-- START ROWS --

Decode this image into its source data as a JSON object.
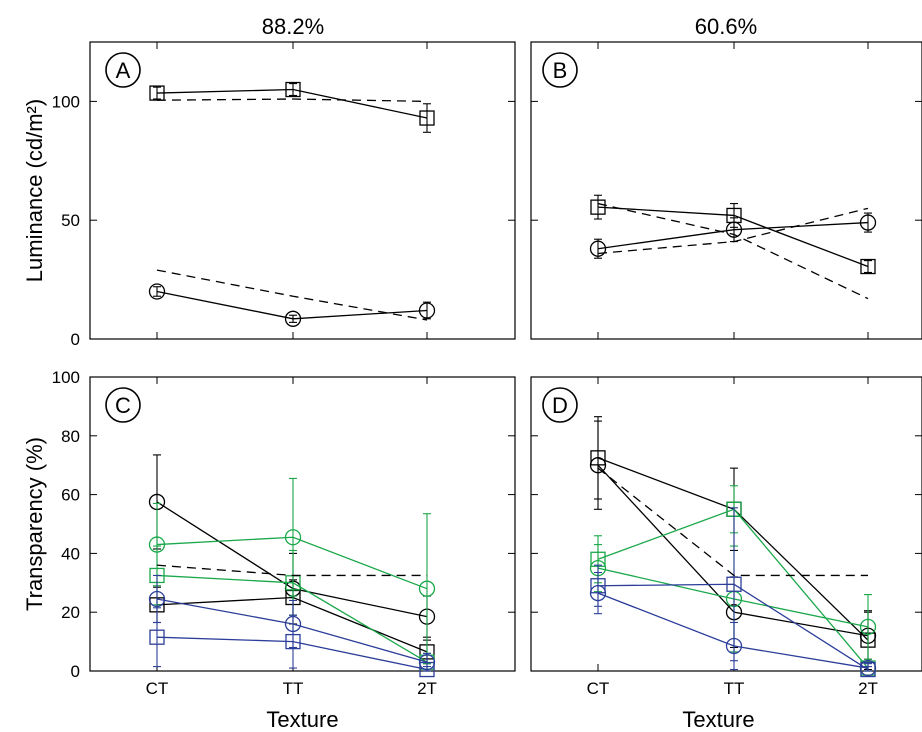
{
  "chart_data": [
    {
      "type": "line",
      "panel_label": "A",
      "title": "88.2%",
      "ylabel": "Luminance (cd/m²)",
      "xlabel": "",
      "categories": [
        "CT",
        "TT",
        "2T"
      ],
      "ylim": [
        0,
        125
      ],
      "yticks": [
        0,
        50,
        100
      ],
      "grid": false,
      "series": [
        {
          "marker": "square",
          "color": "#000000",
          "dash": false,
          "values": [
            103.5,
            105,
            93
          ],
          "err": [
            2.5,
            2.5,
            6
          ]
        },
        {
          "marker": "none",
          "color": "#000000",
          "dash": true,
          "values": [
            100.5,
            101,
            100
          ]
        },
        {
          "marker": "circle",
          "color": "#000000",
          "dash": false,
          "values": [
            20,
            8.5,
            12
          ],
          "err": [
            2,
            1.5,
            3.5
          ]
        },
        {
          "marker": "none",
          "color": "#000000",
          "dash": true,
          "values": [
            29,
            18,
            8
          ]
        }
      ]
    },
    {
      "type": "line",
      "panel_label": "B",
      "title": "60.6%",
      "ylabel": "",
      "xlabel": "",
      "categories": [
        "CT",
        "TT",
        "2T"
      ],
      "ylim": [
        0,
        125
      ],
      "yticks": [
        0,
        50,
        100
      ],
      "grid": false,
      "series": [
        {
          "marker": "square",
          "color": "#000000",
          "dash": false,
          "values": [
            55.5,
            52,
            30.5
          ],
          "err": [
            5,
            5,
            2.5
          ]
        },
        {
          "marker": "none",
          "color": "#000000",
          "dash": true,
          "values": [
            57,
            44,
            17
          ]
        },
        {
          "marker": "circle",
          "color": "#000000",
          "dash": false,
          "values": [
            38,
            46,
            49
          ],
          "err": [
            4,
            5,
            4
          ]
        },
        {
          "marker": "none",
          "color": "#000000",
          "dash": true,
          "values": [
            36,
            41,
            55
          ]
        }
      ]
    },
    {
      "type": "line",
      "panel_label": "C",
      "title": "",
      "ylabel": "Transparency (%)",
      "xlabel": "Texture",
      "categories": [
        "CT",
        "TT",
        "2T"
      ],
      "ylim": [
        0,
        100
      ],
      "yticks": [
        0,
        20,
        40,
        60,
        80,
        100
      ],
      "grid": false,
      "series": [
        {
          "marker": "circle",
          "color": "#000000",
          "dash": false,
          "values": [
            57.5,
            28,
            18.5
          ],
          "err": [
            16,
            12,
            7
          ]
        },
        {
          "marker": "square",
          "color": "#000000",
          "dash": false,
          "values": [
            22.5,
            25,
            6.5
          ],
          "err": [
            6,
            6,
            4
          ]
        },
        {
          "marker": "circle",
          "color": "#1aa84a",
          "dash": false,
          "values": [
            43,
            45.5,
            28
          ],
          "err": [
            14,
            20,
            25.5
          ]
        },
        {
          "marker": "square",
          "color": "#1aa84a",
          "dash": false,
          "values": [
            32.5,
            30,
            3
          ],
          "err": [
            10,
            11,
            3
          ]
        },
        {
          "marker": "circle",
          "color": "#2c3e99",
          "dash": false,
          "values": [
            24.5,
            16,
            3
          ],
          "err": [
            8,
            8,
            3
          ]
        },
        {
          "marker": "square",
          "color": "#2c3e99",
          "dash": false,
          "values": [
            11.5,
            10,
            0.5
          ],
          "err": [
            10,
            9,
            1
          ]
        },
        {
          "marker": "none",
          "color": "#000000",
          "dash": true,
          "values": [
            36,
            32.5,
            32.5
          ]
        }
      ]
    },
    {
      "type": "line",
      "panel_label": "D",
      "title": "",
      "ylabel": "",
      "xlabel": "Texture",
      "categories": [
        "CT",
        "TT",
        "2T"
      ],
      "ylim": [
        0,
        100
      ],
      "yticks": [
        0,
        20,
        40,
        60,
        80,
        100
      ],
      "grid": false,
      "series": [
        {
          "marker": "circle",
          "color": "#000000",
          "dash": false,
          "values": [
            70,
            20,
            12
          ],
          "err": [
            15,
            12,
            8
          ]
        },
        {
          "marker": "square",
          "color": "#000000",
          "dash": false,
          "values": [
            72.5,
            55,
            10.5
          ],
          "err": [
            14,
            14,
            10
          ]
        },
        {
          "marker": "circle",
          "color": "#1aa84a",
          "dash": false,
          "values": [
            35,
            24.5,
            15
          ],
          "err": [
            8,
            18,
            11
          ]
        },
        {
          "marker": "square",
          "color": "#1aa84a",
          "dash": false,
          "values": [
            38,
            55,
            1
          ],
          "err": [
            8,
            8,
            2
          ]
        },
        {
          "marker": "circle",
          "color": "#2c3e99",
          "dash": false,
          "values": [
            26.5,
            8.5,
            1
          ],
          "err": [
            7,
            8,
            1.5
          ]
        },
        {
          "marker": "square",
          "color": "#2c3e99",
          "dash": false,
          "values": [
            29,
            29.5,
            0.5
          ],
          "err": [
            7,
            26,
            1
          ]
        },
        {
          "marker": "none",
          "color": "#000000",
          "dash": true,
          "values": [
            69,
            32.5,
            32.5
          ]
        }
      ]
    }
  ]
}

-- END ROWS --

• [PROBLEM DESCRIPTION] All of the data needs repeating exactly, but the pictures do not.

• [IN RESPONSE]
Decode this image into its source data as a JSON object.
{
  "chart_data": [
    {
      "type": "line",
      "panel_label": "A",
      "title": "88.2%",
      "ylabel": "Luminance (cd/m²)",
      "xlabel": "",
      "categories": [
        "CT",
        "TT",
        "2T"
      ],
      "ylim": [
        0,
        125
      ],
      "yticks": [
        0,
        50,
        100
      ],
      "grid": false,
      "series": [
        {
          "marker": "square",
          "color": "#000000",
          "dash": false,
          "values": [
            103.5,
            105,
            93
          ],
          "err": [
            2.5,
            2.5,
            6
          ]
        },
        {
          "marker": "none",
          "color": "#000000",
          "dash": true,
          "values": [
            100.5,
            101,
            100
          ]
        },
        {
          "marker": "circle",
          "color": "#000000",
          "dash": false,
          "values": [
            20,
            8.5,
            12
          ],
          "err": [
            2,
            1.5,
            3.5
          ]
        },
        {
          "marker": "none",
          "color": "#000000",
          "dash": true,
          "values": [
            29,
            18,
            8
          ]
        }
      ]
    },
    {
      "type": "line",
      "panel_label": "B",
      "title": "60.6%",
      "ylabel": "",
      "xlabel": "",
      "categories": [
        "CT",
        "TT",
        "2T"
      ],
      "ylim": [
        0,
        125
      ],
      "yticks": [
        0,
        50,
        100
      ],
      "grid": false,
      "series": [
        {
          "marker": "square",
          "color": "#000000",
          "dash": false,
          "values": [
            55.5,
            52,
            30.5
          ],
          "err": [
            5,
            5,
            2.5
          ]
        },
        {
          "marker": "none",
          "color": "#000000",
          "dash": true,
          "values": [
            57,
            44,
            17
          ]
        },
        {
          "marker": "circle",
          "color": "#000000",
          "dash": false,
          "values": [
            38,
            46,
            49
          ],
          "err": [
            4,
            5,
            4
          ]
        },
        {
          "marker": "none",
          "color": "#000000",
          "dash": true,
          "values": [
            36,
            41,
            55
          ]
        }
      ]
    },
    {
      "type": "line",
      "panel_label": "C",
      "title": "",
      "ylabel": "Transparency (%)",
      "xlabel": "Texture",
      "categories": [
        "CT",
        "TT",
        "2T"
      ],
      "ylim": [
        0,
        100
      ],
      "yticks": [
        0,
        20,
        40,
        60,
        80,
        100
      ],
      "grid": false,
      "series": [
        {
          "marker": "circle",
          "color": "#000000",
          "dash": false,
          "values": [
            57.5,
            28,
            18.5
          ],
          "err": [
            16,
            12,
            7
          ]
        },
        {
          "marker": "square",
          "color": "#000000",
          "dash": false,
          "values": [
            22.5,
            25,
            6.5
          ],
          "err": [
            6,
            6,
            4
          ]
        },
        {
          "marker": "circle",
          "color": "#1aa84a",
          "dash": false,
          "values": [
            43,
            45.5,
            28
          ],
          "err": [
            14,
            20,
            25.5
          ]
        },
        {
          "marker": "square",
          "color": "#1aa84a",
          "dash": false,
          "values": [
            32.5,
            30,
            3
          ],
          "err": [
            10,
            11,
            3
          ]
        },
        {
          "marker": "circle",
          "color": "#2c3e99",
          "dash": false,
          "values": [
            24.5,
            16,
            3
          ],
          "err": [
            8,
            8,
            3
          ]
        },
        {
          "marker": "square",
          "color": "#2c3e99",
          "dash": false,
          "values": [
            11.5,
            10,
            0.5
          ],
          "err": [
            10,
            9,
            1
          ]
        },
        {
          "marker": "none",
          "color": "#000000",
          "dash": true,
          "values": [
            36,
            32.5,
            32.5
          ]
        }
      ]
    },
    {
      "type": "line",
      "panel_label": "D",
      "title": "",
      "ylabel": "",
      "xlabel": "Texture",
      "categories": [
        "CT",
        "TT",
        "2T"
      ],
      "ylim": [
        0,
        100
      ],
      "yticks": [
        0,
        20,
        40,
        60,
        80,
        100
      ],
      "grid": false,
      "series": [
        {
          "marker": "circle",
          "color": "#000000",
          "dash": false,
          "values": [
            70,
            20,
            12
          ],
          "err": [
            15,
            12,
            8
          ]
        },
        {
          "marker": "square",
          "color": "#000000",
          "dash": false,
          "values": [
            72.5,
            55,
            10.5
          ],
          "err": [
            14,
            14,
            10
          ]
        },
        {
          "marker": "circle",
          "color": "#1aa84a",
          "dash": false,
          "values": [
            35,
            24.5,
            15
          ],
          "err": [
            8,
            18,
            11
          ]
        },
        {
          "marker": "square",
          "color": "#1aa84a",
          "dash": false,
          "values": [
            38,
            55,
            1
          ],
          "err": [
            8,
            8,
            2
          ]
        },
        {
          "marker": "circle",
          "color": "#2c3e99",
          "dash": false,
          "values": [
            26.5,
            8.5,
            1
          ],
          "err": [
            7,
            8,
            1.5
          ]
        },
        {
          "marker": "square",
          "color": "#2c3e99",
          "dash": false,
          "values": [
            29,
            29.5,
            0.5
          ],
          "err": [
            7,
            26,
            1
          ]
        },
        {
          "marker": "none",
          "color": "#000000",
          "dash": true,
          "values": [
            69,
            32.5,
            32.5
          ]
        }
      ]
    }
  ]
}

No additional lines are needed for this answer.